» JOB
Transcribe all records exactly.
----
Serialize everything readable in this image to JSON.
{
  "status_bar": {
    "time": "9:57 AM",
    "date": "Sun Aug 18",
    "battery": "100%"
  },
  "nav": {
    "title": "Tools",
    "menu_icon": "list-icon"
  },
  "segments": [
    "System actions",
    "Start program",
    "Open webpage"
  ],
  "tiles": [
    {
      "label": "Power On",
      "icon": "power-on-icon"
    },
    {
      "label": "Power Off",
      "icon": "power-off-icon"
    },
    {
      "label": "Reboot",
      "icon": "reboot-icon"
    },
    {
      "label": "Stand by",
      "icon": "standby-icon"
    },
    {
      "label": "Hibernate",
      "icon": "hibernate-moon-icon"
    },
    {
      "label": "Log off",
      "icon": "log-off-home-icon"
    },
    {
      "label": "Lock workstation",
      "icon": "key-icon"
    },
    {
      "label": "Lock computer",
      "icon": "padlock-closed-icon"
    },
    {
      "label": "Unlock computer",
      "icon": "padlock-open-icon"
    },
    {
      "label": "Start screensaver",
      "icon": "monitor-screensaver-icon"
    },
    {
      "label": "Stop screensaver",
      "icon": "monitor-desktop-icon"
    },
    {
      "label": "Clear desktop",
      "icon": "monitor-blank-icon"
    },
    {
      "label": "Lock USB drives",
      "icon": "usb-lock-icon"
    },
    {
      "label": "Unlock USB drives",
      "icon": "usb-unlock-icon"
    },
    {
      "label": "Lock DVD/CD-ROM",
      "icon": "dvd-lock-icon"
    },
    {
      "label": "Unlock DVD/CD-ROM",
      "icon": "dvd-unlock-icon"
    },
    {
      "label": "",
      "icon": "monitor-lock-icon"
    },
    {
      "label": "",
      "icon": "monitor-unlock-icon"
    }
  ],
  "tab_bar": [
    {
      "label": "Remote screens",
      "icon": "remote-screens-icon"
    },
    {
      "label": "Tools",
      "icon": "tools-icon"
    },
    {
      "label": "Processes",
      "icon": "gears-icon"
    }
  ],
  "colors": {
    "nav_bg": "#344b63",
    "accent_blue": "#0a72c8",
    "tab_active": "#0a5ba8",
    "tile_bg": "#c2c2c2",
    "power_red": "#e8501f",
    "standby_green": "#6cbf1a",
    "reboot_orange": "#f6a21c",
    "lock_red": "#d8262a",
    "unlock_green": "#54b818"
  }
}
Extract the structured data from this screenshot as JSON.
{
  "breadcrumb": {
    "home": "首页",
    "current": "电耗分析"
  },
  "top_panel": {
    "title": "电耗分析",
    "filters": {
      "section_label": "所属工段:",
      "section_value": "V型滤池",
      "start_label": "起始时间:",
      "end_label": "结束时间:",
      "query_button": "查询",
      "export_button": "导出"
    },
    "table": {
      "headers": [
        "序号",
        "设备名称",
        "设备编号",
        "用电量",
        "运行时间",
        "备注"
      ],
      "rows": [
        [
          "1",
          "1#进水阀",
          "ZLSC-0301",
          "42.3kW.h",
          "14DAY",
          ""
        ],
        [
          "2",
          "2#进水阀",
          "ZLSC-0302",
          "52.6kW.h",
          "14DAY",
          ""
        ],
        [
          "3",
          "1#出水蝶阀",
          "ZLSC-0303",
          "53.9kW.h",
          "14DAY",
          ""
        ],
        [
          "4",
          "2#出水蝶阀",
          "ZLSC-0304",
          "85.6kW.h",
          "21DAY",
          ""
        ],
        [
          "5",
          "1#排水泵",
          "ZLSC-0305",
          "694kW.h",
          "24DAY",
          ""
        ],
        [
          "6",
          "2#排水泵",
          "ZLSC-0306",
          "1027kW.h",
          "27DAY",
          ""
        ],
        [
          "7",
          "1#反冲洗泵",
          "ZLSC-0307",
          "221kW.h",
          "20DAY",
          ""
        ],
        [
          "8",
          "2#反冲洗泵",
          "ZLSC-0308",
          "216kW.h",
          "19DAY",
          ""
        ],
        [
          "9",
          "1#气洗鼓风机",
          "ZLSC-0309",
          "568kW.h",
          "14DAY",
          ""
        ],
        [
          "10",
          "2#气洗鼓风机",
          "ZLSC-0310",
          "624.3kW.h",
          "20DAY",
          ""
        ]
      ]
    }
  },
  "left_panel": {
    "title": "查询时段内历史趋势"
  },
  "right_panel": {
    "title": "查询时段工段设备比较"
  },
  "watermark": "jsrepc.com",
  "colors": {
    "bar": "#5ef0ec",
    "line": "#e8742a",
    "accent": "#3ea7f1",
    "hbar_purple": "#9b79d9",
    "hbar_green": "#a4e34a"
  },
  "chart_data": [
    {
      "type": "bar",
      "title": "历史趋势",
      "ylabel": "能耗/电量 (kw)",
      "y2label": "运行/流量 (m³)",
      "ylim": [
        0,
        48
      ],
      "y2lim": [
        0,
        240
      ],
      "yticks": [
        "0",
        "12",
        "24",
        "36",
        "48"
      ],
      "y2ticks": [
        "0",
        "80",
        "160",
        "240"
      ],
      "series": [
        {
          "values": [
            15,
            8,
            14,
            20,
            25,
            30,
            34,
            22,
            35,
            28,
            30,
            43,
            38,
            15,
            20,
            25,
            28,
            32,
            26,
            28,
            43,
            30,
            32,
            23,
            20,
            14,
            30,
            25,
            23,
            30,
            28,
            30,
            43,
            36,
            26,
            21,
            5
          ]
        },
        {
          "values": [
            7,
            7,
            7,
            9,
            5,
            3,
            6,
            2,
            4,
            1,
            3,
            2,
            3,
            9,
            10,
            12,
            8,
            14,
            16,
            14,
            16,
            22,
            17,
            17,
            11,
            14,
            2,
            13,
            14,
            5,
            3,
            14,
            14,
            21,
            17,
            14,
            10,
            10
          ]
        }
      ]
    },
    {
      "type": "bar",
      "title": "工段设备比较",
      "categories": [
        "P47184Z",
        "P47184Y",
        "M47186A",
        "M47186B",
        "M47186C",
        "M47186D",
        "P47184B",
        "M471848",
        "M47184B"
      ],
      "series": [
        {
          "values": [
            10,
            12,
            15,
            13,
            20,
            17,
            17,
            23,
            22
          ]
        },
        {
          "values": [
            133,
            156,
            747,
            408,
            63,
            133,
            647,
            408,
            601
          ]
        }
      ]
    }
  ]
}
----
» OUTPUT OF THE EXERCISE
Serialize everything readable in this image to JSON.
{
  "status_bar": {
    "time": "9:57 AM",
    "date": "Sun Aug 18",
    "battery": "100%"
  },
  "nav": {
    "title": "Tools",
    "menu_icon": "list-icon"
  },
  "segments": [
    "System actions",
    "Start program",
    "Open webpage"
  ],
  "tiles": [
    {
      "label": "Power On",
      "icon": "power-on-icon"
    },
    {
      "label": "Power Off",
      "icon": "power-off-icon"
    },
    {
      "label": "Reboot",
      "icon": "reboot-icon"
    },
    {
      "label": "Stand by",
      "icon": "standby-icon"
    },
    {
      "label": "Hibernate",
      "icon": "hibernate-moon-icon"
    },
    {
      "label": "Log off",
      "icon": "log-off-home-icon"
    },
    {
      "label": "Lock workstation",
      "icon": "key-icon"
    },
    {
      "label": "Lock computer",
      "icon": "padlock-closed-icon"
    },
    {
      "label": "Unlock computer",
      "icon": "padlock-open-icon"
    },
    {
      "label": "Start screensaver",
      "icon": "monitor-screensaver-icon"
    },
    {
      "label": "Stop screensaver",
      "icon": "monitor-desktop-icon"
    },
    {
      "label": "Clear desktop",
      "icon": "monitor-blank-icon"
    },
    {
      "label": "Lock USB drives",
      "icon": "usb-lock-icon"
    },
    {
      "label": "Unlock USB drives",
      "icon": "usb-unlock-icon"
    },
    {
      "label": "Lock DVD/CD-ROM",
      "icon": "dvd-lock-icon"
    },
    {
      "label": "Unlock DVD/CD-ROM",
      "icon": "dvd-unlock-icon"
    },
    {
      "label": "",
      "icon": "monitor-lock-icon"
    },
    {
      "label": "",
      "icon": "monitor-unlock-icon"
    }
  ],
  "tab_bar": [
    {
      "label": "Remote screens",
      "icon": "remote-screens-icon"
    },
    {
      "label": "Tools",
      "icon": "tools-icon"
    },
    {
      "label": "Processes",
      "icon": "gears-icon"
    }
  ],
  "colors": {
    "nav_bg": "#344b63",
    "accent_blue": "#0a72c8",
    "tab_active": "#0a5ba8",
    "tile_bg": "#c2c2c2",
    "power_red": "#e8501f",
    "standby_green": "#6cbf1a",
    "reboot_orange": "#f6a21c",
    "lock_red": "#d8262a",
    "unlock_green": "#54b818"
  }
}
Extract the structured data from this screenshot as JSON.
{
  "breadcrumb": {
    "home": "首页",
    "current": "电耗分析"
  },
  "top_panel": {
    "title": "电耗分析",
    "filters": {
      "section_label": "所属工段:",
      "section_value": "V型滤池",
      "start_label": "起始时间:",
      "end_label": "结束时间:",
      "query_button": "查询",
      "export_button": "导出"
    },
    "table": {
      "headers": [
        "序号",
        "设备名称",
        "设备编号",
        "用电量",
        "运行时间",
        "备注"
      ],
      "rows": [
        [
          "1",
          "1#进水阀",
          "ZLSC-0301",
          "42.3kW.h",
          "14DAY",
          ""
        ],
        [
          "2",
          "2#进水阀",
          "ZLSC-0302",
          "52.6kW.h",
          "14DAY",
          ""
        ],
        [
          "3",
          "1#出水蝶阀",
          "ZLSC-0303",
          "53.9kW.h",
          "14DAY",
          ""
        ],
        [
          "4",
          "2#出水蝶阀",
          "ZLSC-0304",
          "85.6kW.h",
          "21DAY",
          ""
        ],
        [
          "5",
          "1#排水泵",
          "ZLSC-0305",
          "694kW.h",
          "24DAY",
          ""
        ],
        [
          "6",
          "2#排水泵",
          "ZLSC-0306",
          "1027kW.h",
          "27DAY",
          ""
        ],
        [
          "7",
          "1#反冲洗泵",
          "ZLSC-0307",
          "221kW.h",
          "20DAY",
          ""
        ],
        [
          "8",
          "2#反冲洗泵",
          "ZLSC-0308",
          "216kW.h",
          "19DAY",
          ""
        ],
        [
          "9",
          "1#气洗鼓风机",
          "ZLSC-0309",
          "568kW.h",
          "14DAY",
          ""
        ],
        [
          "10",
          "2#气洗鼓风机",
          "ZLSC-0310",
          "624.3kW.h",
          "20DAY",
          ""
        ]
      ]
    }
  },
  "left_panel": {
    "title": "查询时段内历史趋势"
  },
  "right_panel": {
    "title": "查询时段工段设备比较"
  },
  "watermark": "jsrepc.com",
  "colors": {
    "bar": "#5ef0ec",
    "line": "#e8742a",
    "accent": "#3ea7f1",
    "hbar_purple": "#9b79d9",
    "hbar_green": "#a4e34a"
  },
  "chart_data": [
    {
      "type": "bar",
      "title": "历史趋势",
      "ylabel": "能耗/电量 (kw)",
      "y2label": "运行/流量 (m³)",
      "ylim": [
        0,
        48
      ],
      "y2lim": [
        0,
        240
      ],
      "yticks": [
        "0",
        "12",
        "24",
        "36",
        "48"
      ],
      "y2ticks": [
        "0",
        "80",
        "160",
        "240"
      ],
      "series": [
        {
          "values": [
            15,
            8,
            14,
            20,
            25,
            30,
            34,
            22,
            35,
            28,
            30,
            43,
            38,
            15,
            20,
            25,
            28,
            32,
            26,
            28,
            43,
            30,
            32,
            23,
            20,
            14,
            30,
            25,
            23,
            30,
            28,
            30,
            43,
            36,
            26,
            21,
            5
          ]
        },
        {
          "values": [
            7,
            7,
            7,
            9,
            5,
            3,
            6,
            2,
            4,
            1,
            3,
            2,
            3,
            9,
            10,
            12,
            8,
            14,
            16,
            14,
            16,
            22,
            17,
            17,
            11,
            14,
            2,
            13,
            14,
            5,
            3,
            14,
            14,
            21,
            17,
            14,
            10,
            10
          ]
        }
      ]
    },
    {
      "type": "bar",
      "title": "工段设备比较",
      "categories": [
        "P47184Z",
        "P47184Y",
        "M47186A",
        "M47186B",
        "M47186C",
        "M47186D",
        "P47184B",
        "M471848",
        "M47184B"
      ],
      "series": [
        {
          "values": [
            10,
            12,
            15,
            13,
            20,
            17,
            17,
            23,
            22
          ]
        },
        {
          "values": [
            133,
            156,
            747,
            408,
            63,
            133,
            647,
            408,
            601
          ]
        }
      ]
    }
  ]
}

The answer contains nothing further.